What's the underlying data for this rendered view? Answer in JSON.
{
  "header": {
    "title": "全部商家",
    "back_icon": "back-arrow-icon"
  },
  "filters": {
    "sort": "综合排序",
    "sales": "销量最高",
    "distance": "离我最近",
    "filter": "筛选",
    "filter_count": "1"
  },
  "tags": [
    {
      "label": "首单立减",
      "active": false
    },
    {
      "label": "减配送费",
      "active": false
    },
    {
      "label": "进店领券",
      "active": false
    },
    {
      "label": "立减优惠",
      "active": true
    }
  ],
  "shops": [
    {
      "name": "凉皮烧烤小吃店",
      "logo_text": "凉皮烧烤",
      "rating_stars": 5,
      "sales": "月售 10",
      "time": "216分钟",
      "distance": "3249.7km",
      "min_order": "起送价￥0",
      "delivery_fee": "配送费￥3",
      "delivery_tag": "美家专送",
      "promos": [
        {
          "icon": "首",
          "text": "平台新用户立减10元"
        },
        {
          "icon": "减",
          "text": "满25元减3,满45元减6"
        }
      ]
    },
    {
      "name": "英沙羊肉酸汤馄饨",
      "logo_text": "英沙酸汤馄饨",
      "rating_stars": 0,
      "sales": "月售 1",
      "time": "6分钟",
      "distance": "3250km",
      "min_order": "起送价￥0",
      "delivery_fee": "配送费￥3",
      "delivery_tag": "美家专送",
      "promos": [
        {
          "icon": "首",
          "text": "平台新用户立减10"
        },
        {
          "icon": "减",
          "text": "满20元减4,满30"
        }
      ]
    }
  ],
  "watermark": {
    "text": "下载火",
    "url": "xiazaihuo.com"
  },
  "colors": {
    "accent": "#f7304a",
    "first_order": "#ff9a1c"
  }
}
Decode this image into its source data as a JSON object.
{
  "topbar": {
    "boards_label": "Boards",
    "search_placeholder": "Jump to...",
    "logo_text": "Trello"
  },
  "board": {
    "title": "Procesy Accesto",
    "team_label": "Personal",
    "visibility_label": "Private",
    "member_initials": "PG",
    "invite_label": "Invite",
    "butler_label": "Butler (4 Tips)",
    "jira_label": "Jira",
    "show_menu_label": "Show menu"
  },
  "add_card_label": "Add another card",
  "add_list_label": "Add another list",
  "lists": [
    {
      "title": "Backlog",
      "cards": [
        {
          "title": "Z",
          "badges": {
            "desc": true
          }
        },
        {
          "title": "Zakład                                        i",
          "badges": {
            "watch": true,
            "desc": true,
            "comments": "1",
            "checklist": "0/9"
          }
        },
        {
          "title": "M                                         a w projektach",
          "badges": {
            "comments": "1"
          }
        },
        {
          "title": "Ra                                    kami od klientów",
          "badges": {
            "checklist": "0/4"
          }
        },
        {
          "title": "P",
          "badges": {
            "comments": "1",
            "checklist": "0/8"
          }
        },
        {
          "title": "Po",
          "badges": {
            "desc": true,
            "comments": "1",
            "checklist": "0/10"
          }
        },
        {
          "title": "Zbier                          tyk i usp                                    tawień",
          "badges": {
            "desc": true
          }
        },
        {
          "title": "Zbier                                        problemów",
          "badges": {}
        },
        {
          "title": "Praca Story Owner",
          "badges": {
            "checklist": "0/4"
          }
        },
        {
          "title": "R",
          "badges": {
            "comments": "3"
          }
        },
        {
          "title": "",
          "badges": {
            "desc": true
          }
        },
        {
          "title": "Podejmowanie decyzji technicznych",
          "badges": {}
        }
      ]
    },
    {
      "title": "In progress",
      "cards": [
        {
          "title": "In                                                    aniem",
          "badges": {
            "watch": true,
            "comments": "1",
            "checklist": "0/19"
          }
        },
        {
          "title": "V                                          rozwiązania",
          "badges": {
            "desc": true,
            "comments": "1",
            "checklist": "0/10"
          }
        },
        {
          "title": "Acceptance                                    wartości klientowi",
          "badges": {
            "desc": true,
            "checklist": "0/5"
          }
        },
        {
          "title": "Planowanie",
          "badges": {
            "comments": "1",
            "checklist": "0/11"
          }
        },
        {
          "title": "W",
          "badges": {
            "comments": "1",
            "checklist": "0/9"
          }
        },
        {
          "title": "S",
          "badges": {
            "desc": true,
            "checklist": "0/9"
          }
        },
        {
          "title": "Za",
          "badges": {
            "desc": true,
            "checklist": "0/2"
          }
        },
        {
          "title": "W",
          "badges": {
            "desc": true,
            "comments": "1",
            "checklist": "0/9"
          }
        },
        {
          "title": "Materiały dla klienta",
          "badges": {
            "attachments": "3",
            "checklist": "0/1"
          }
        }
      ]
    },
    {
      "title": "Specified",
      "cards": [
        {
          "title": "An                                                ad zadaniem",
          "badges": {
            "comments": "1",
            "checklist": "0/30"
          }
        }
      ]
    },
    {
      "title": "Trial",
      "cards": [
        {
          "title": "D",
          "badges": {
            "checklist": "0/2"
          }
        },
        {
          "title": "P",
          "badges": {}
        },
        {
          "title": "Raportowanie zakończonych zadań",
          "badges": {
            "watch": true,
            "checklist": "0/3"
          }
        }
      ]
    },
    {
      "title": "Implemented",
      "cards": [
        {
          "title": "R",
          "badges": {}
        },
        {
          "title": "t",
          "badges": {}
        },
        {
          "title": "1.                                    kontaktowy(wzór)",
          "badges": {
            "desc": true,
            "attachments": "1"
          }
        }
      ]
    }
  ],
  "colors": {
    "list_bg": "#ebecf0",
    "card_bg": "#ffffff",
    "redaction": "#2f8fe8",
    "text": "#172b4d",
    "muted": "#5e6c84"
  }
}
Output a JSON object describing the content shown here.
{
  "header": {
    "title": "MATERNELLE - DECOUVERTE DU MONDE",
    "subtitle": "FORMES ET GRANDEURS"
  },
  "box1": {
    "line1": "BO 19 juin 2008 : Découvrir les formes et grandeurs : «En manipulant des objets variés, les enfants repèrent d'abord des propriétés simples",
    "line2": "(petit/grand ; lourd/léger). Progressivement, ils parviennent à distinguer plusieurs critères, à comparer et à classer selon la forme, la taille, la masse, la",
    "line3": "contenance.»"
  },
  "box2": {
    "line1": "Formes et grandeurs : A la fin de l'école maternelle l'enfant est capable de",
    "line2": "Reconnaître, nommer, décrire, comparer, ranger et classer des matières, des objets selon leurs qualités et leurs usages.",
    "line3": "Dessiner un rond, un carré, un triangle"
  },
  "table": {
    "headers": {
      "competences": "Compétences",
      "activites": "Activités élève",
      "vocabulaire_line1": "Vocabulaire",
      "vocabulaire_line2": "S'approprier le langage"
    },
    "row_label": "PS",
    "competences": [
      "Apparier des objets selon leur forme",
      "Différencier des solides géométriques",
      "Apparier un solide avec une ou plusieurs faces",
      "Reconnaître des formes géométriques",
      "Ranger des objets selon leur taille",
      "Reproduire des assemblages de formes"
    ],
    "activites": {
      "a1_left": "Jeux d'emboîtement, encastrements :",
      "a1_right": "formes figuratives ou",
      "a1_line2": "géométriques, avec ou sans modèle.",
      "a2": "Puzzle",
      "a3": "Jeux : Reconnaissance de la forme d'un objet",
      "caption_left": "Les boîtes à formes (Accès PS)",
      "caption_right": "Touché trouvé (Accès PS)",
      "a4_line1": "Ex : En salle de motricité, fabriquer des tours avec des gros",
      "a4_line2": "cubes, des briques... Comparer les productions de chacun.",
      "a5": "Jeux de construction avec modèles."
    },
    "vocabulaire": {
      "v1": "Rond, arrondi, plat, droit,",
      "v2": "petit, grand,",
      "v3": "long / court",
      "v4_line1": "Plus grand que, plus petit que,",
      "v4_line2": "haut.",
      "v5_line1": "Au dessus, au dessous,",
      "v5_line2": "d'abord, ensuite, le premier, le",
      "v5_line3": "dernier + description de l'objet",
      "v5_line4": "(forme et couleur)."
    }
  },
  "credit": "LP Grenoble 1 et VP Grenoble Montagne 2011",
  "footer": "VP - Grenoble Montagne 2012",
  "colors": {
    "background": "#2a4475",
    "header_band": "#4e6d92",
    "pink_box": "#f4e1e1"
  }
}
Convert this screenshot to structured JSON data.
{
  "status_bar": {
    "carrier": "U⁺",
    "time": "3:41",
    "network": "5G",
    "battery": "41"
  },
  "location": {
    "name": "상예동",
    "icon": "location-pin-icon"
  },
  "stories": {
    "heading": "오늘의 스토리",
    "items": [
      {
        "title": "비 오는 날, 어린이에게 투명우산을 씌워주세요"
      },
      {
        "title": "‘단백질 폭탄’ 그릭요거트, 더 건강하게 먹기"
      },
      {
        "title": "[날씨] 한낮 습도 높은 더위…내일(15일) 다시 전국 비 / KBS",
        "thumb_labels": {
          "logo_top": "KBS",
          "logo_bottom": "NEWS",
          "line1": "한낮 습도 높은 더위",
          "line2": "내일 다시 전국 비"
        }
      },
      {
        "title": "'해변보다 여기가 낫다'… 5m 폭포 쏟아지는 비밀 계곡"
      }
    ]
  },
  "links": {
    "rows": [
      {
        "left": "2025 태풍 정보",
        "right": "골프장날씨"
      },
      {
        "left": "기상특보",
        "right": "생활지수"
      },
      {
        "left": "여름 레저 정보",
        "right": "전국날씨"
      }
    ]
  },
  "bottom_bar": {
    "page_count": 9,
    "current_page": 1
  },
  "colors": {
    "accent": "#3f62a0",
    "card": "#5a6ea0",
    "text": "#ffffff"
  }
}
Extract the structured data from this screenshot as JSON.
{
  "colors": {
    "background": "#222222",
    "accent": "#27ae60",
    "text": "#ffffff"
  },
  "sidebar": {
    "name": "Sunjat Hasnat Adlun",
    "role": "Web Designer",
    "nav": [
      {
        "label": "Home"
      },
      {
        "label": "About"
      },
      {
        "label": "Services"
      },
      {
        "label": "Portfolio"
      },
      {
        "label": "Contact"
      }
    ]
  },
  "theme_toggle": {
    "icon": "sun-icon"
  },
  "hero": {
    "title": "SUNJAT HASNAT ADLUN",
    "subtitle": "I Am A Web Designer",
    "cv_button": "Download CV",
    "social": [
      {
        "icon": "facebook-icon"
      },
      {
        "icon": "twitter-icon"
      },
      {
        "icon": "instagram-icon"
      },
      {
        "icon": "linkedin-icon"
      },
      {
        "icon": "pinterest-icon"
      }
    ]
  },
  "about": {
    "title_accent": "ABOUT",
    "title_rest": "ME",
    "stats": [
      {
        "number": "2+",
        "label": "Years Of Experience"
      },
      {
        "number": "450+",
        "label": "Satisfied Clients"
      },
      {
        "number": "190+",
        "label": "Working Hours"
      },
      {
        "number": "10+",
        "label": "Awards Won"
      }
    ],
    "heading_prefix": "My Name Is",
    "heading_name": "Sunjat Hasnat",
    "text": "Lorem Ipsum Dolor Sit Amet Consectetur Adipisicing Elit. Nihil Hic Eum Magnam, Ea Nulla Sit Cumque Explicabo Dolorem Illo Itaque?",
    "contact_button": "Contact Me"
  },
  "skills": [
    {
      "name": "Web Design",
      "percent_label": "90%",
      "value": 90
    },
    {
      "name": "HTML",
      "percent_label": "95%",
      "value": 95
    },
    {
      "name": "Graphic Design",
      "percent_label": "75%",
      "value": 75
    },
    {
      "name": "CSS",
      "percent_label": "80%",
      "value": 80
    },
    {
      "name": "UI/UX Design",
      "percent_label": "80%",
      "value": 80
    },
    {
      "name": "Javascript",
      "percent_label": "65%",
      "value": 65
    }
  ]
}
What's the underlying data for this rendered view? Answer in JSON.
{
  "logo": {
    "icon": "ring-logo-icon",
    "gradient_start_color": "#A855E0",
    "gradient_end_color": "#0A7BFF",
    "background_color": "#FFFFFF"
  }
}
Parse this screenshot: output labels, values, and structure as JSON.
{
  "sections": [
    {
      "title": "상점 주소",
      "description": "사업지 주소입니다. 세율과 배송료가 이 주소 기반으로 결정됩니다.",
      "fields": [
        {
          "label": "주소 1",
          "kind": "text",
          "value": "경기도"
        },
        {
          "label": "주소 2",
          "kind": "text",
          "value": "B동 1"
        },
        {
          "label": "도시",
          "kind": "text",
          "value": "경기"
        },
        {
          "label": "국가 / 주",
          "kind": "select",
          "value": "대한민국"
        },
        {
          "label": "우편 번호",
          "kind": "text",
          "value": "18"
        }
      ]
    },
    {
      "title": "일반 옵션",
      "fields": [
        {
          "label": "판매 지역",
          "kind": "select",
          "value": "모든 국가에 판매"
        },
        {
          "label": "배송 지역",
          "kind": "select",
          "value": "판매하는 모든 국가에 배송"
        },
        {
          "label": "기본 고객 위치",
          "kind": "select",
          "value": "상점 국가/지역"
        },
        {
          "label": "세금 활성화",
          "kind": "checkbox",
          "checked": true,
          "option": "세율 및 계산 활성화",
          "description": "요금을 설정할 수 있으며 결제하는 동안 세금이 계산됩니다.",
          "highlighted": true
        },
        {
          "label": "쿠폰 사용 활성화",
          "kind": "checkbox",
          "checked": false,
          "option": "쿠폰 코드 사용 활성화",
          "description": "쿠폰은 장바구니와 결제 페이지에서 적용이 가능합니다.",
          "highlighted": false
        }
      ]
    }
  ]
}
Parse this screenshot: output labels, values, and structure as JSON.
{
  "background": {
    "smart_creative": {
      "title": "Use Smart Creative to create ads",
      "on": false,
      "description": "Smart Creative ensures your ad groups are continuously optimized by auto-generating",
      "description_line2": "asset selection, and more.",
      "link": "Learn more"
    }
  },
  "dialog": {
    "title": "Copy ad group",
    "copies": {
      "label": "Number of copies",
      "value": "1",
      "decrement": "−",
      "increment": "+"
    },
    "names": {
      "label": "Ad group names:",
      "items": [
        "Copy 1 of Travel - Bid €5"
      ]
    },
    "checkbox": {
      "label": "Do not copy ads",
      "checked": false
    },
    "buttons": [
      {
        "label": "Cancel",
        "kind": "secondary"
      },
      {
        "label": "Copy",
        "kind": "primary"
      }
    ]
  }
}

=== Requirement ===
Identify the lines of the data that contain the word "another". Copy each of them.

=== Solution to this exercise ===
  "add_card_label": "Add another card",
  "add_list_label": "Add another list",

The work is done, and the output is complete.